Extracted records
====================

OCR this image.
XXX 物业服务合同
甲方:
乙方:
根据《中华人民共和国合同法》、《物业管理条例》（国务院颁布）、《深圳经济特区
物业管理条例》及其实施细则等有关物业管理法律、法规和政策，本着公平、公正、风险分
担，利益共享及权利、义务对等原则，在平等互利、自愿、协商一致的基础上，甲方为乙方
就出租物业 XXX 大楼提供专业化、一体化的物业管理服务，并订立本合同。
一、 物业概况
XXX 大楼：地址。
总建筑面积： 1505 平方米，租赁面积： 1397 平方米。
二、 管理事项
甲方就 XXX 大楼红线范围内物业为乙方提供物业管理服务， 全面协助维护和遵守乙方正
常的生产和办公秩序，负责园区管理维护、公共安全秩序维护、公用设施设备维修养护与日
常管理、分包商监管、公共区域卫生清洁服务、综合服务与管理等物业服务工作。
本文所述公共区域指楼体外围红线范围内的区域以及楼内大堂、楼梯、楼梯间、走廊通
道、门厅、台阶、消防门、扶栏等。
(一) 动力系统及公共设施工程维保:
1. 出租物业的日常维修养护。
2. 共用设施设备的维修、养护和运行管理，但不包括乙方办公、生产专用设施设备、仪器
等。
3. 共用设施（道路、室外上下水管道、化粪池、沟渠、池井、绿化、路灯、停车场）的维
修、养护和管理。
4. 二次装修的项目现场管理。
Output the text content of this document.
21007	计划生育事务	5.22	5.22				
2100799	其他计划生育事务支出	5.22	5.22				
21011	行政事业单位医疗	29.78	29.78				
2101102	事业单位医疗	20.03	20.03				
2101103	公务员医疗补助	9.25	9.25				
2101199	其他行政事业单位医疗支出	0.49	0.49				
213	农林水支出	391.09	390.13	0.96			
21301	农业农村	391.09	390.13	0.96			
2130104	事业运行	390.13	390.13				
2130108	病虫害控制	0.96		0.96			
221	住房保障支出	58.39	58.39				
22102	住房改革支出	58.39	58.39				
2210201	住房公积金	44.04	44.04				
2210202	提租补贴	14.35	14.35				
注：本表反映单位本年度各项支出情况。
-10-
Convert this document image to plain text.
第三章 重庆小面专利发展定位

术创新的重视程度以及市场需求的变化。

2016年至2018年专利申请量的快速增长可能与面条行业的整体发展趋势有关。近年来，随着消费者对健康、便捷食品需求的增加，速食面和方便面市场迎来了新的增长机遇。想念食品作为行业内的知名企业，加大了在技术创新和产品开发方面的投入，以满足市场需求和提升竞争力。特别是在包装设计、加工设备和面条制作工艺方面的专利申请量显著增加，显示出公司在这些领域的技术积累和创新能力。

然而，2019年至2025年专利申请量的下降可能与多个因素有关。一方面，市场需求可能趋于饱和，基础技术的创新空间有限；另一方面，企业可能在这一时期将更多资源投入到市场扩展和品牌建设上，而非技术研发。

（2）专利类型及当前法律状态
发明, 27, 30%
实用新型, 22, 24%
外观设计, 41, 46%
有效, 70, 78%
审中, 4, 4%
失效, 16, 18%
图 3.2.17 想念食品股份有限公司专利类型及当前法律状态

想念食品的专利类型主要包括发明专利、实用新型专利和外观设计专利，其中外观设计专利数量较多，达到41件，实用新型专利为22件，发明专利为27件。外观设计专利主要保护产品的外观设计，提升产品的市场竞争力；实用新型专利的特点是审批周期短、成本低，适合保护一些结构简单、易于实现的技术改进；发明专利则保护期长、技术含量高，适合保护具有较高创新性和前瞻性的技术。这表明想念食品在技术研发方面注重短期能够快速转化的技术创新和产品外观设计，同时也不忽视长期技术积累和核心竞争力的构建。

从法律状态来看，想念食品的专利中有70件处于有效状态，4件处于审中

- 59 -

====================

DESCRIPTION OF THE TASK —
Which lines contain the word "text"? Return each of them.

COMPLETED TASK —
Output the text content of this document.
Convert this document image to plain text.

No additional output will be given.